(Supplied information)
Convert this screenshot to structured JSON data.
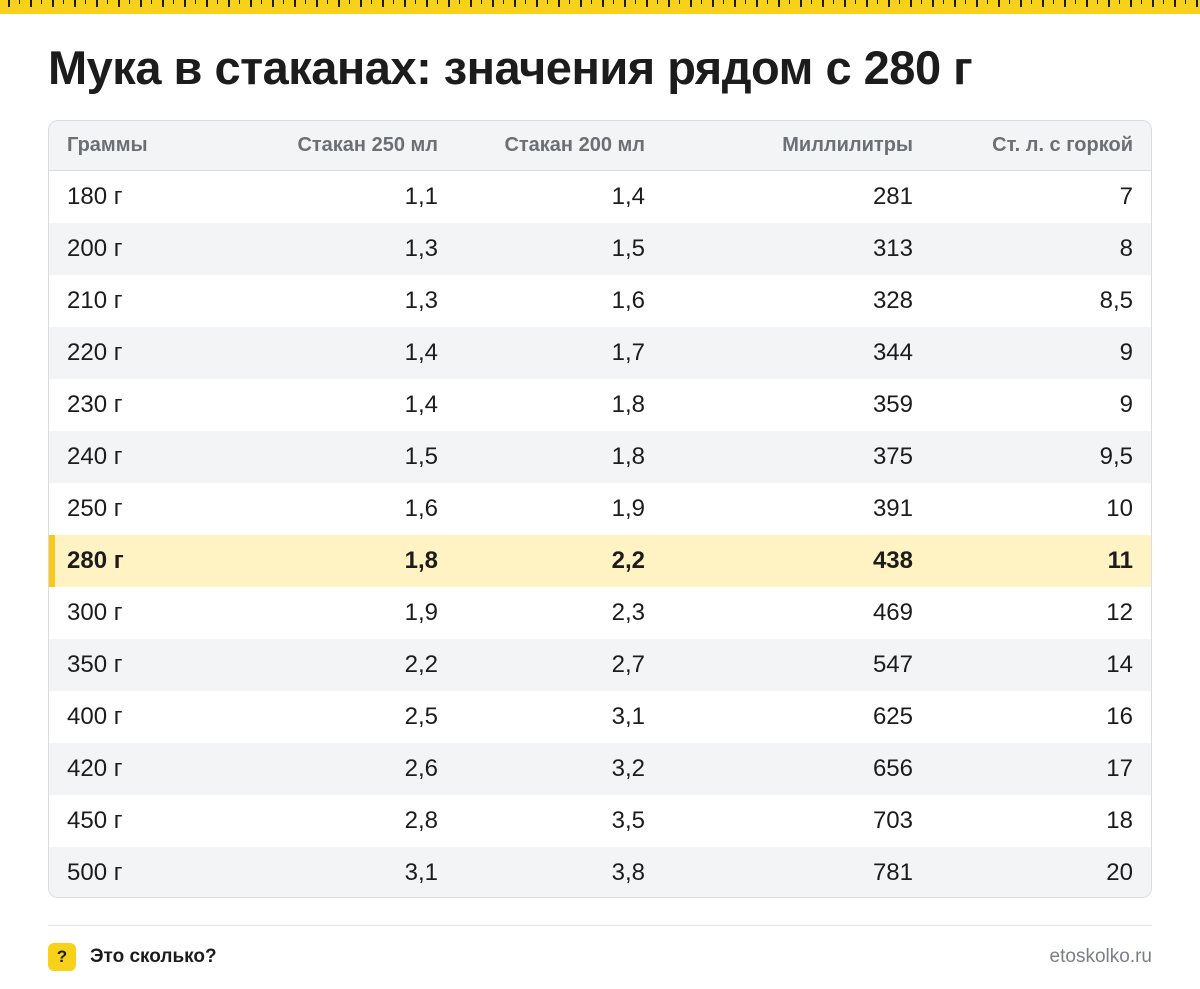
{
  "title": "Мука в стаканах: значения рядом с 280 г",
  "table": {
    "headers": [
      "Граммы",
      "Стакан 250 мл",
      "Стакан 200 мл",
      "Миллилитры",
      "Ст. л. с горкой"
    ],
    "rows": [
      [
        "180 г",
        "1,1",
        "1,4",
        "281",
        "7"
      ],
      [
        "200 г",
        "1,3",
        "1,5",
        "313",
        "8"
      ],
      [
        "210 г",
        "1,3",
        "1,6",
        "328",
        "8,5"
      ],
      [
        "220 г",
        "1,4",
        "1,7",
        "344",
        "9"
      ],
      [
        "230 г",
        "1,4",
        "1,8",
        "359",
        "9"
      ],
      [
        "240 г",
        "1,5",
        "1,8",
        "375",
        "9,5"
      ],
      [
        "250 г",
        "1,6",
        "1,9",
        "391",
        "10"
      ],
      [
        "280 г",
        "1,8",
        "2,2",
        "438",
        "11"
      ],
      [
        "300 г",
        "1,9",
        "2,3",
        "469",
        "12"
      ],
      [
        "350 г",
        "2,2",
        "2,7",
        "547",
        "14"
      ],
      [
        "400 г",
        "2,5",
        "3,1",
        "625",
        "16"
      ],
      [
        "420 г",
        "2,6",
        "3,2",
        "656",
        "17"
      ],
      [
        "450 г",
        "2,8",
        "3,5",
        "703",
        "18"
      ],
      [
        "500 г",
        "3,1",
        "3,8",
        "781",
        "20"
      ]
    ],
    "highlighted_row": 7
  },
  "footer": {
    "icon_glyph": "?",
    "brand": "Это сколько?",
    "site": "etoskolko.ru"
  },
  "colors": {
    "accent_yellow": "#f8d21a",
    "highlight_row": "#fff3c4",
    "zebra": "#f3f4f6",
    "header_text": "#6b6f76"
  }
}
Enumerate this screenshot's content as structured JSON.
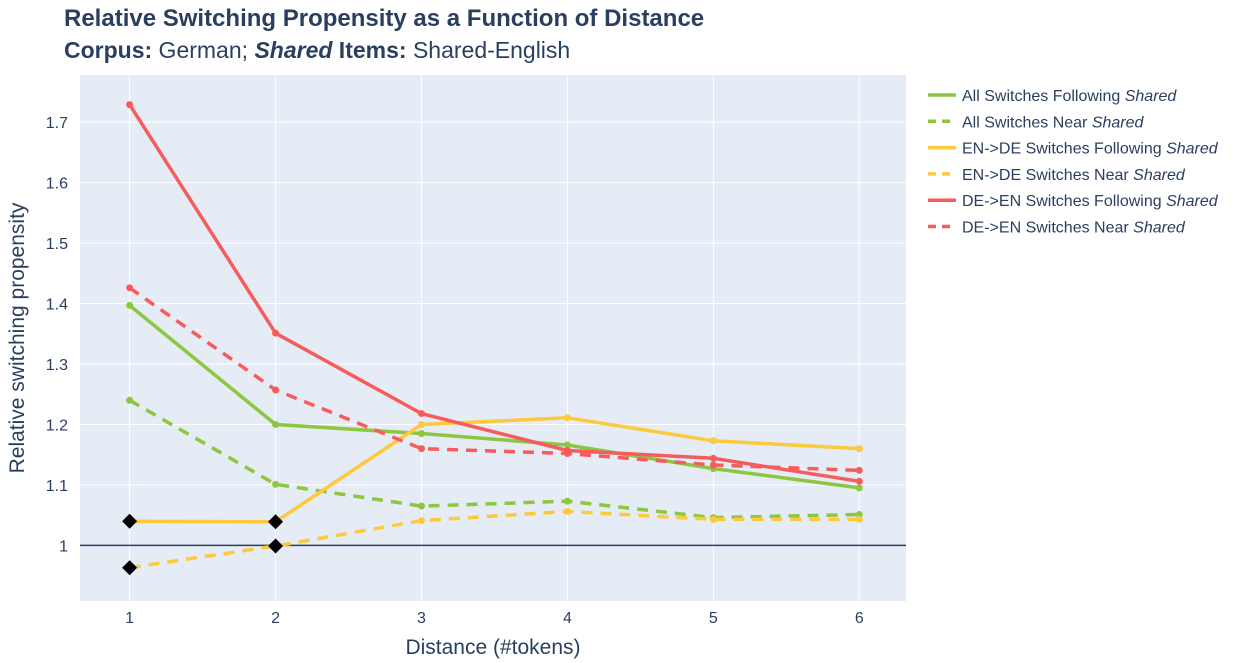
{
  "chart_data": {
    "type": "line",
    "title": "Relative Switching Propensity as a Function of Distance",
    "subtitle": {
      "corpus_label": "Corpus:",
      "corpus_value": " German; ",
      "shared_em": "Shared",
      "items_label": " Items:",
      "items_value": " Shared-English"
    },
    "xlabel": "Distance (#tokens)",
    "ylabel": "Relative switching propensity",
    "x": [
      1,
      2,
      3,
      4,
      5,
      6
    ],
    "x_ticks": [
      "1",
      "2",
      "3",
      "4",
      "5",
      "6"
    ],
    "xlim": [
      0.66,
      6.32
    ],
    "ylim": [
      0.908,
      1.778
    ],
    "y_ticks": [
      {
        "value": 1.0,
        "label": "1"
      },
      {
        "value": 1.1,
        "label": "1.1"
      },
      {
        "value": 1.2,
        "label": "1.2"
      },
      {
        "value": 1.3,
        "label": "1.3"
      },
      {
        "value": 1.4,
        "label": "1.4"
      },
      {
        "value": 1.5,
        "label": "1.5"
      },
      {
        "value": 1.6,
        "label": "1.6"
      },
      {
        "value": 1.7,
        "label": "1.7"
      }
    ],
    "reference_line": 1.0,
    "grid": true,
    "legend_position": "right",
    "series": [
      {
        "name_prefix": "All Switches Following ",
        "name_em": "Shared",
        "color": "#8dc63f",
        "dash": "solid",
        "values": [
          1.397,
          1.2,
          1.185,
          1.166,
          1.127,
          1.095
        ]
      },
      {
        "name_prefix": "All Switches Near ",
        "name_em": "Shared",
        "color": "#8dc63f",
        "dash": "dash",
        "values": [
          1.24,
          1.101,
          1.065,
          1.073,
          1.046,
          1.051
        ]
      },
      {
        "name_prefix": "EN->DE Switches Following ",
        "name_em": "Shared",
        "color": "#fdc93d",
        "dash": "solid",
        "values": [
          1.04,
          1.039,
          1.2,
          1.211,
          1.173,
          1.16
        ]
      },
      {
        "name_prefix": "EN->DE Switches Near ",
        "name_em": "Shared",
        "color": "#fdc93d",
        "dash": "dash",
        "values": [
          0.963,
          0.999,
          1.041,
          1.056,
          1.043,
          1.043
        ]
      },
      {
        "name_prefix": "DE->EN Switches Following ",
        "name_em": "Shared",
        "color": "#f75c5c",
        "dash": "solid",
        "values": [
          1.729,
          1.351,
          1.218,
          1.157,
          1.144,
          1.106
        ]
      },
      {
        "name_prefix": "DE->EN Switches Near ",
        "name_em": "Shared",
        "color": "#f75c5c",
        "dash": "dash",
        "values": [
          1.426,
          1.257,
          1.16,
          1.152,
          1.133,
          1.124
        ]
      }
    ],
    "markers": {
      "shape": "diamond",
      "color": "#000000",
      "points": [
        {
          "x": 1,
          "y": 1.04
        },
        {
          "x": 1,
          "y": 0.963
        },
        {
          "x": 2,
          "y": 1.039
        },
        {
          "x": 2,
          "y": 0.999
        }
      ]
    }
  }
}
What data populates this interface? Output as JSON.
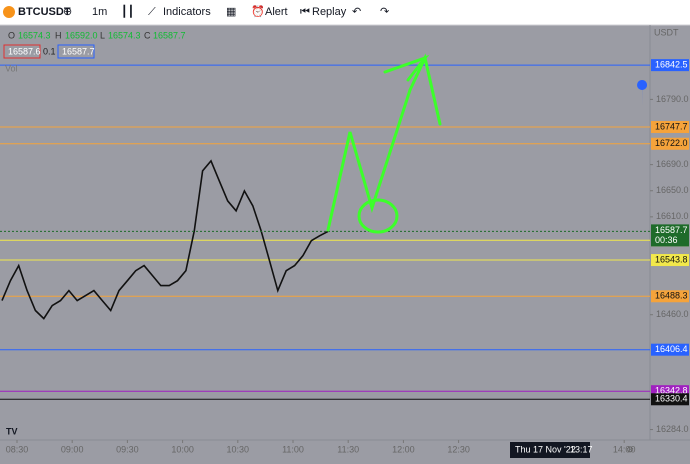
{
  "toolbar": {
    "symbol": "BTCUSDT",
    "interval": "1m",
    "indicators": "Indicators",
    "alert": "Alert",
    "replay": "Replay"
  },
  "legend": {
    "ohlc": [
      "16574.3",
      "16592.0",
      "16574.3",
      "16587.7"
    ],
    "sell": "16587.6",
    "spread": "0.1",
    "buy": "16587.7",
    "volume": "Vol"
  },
  "chart": {
    "currency": "USDT",
    "ylim": [
      16268,
      16904
    ],
    "yticks": [
      {
        "value": 16790,
        "label": "16790.0"
      },
      {
        "value": 16690,
        "label": "16690.0"
      },
      {
        "value": 16650,
        "label": "16650.0"
      },
      {
        "value": 16610,
        "label": "16610.0"
      },
      {
        "value": 16460,
        "label": "16460.0"
      },
      {
        "value": 16284,
        "label": "16284.0"
      }
    ],
    "levels": [
      {
        "price": 16842.5,
        "color": "#2962ff"
      },
      {
        "price": {
          "value": 16747.7,
          "label": "16747.7"
        },
        "color": "#f5a33b"
      },
      {
        "price": {
          "value": 16722.0,
          "label": "16722.0"
        },
        "color": "#f5a33b"
      },
      {
        "price": 16574.1,
        "color": "#f2e84b"
      },
      {
        "price": 16543.8,
        "color": "#f2e84b"
      },
      {
        "price": 16488.3,
        "color": "#f5a33b"
      },
      {
        "price": 16406.4,
        "color": "#2962ff"
      },
      {
        "price": 16342.8,
        "color": "#a020c0"
      },
      {
        "price": 16330.4,
        "color": "#111111"
      }
    ],
    "last_price": {
      "price": 16587.7,
      "countdown": "00:36",
      "color": "#1e6b2a"
    },
    "price_series": [
      16481.6,
      16512.2,
      16535.2,
      16496.9,
      16466.4,
      16454.1,
      16474.0,
      16481.6,
      16496.9,
      16481.6,
      16489.3,
      16496.9,
      16481.6,
      16466.4,
      16496.9,
      16512.2,
      16527.5,
      16535.2,
      16519.9,
      16504.6,
      16504.6,
      16512.2,
      16527.5,
      16588.7,
      16680.4,
      16695.7,
      16665.1,
      16634.5,
      16619.3,
      16649.8,
      16626.9,
      16588.7,
      16542.8,
      16496.9,
      16527.5,
      16535.2,
      16550.5,
      16573.4,
      16581.0,
      16587.7
    ],
    "xticks": [
      "08:30",
      "09:00",
      "09:30",
      "10:00",
      "10:30",
      "11:00",
      "11:30",
      "12:00",
      "12:30",
      "14:00"
    ],
    "cursor_time": {
      "date": "Thu 17 Nov '22",
      "time": "13:17"
    }
  }
}
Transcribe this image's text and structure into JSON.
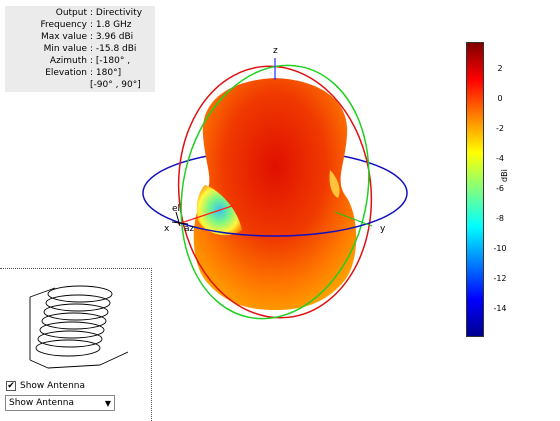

(Set problem)
Show all lines from the data above in which the word "Near" appears.

(The solution)
        "name_prefix": "All Switches Near ",
        "name_prefix": "EN->DE Switches Near ",
        "name_prefix": "DE->EN Switches Near ",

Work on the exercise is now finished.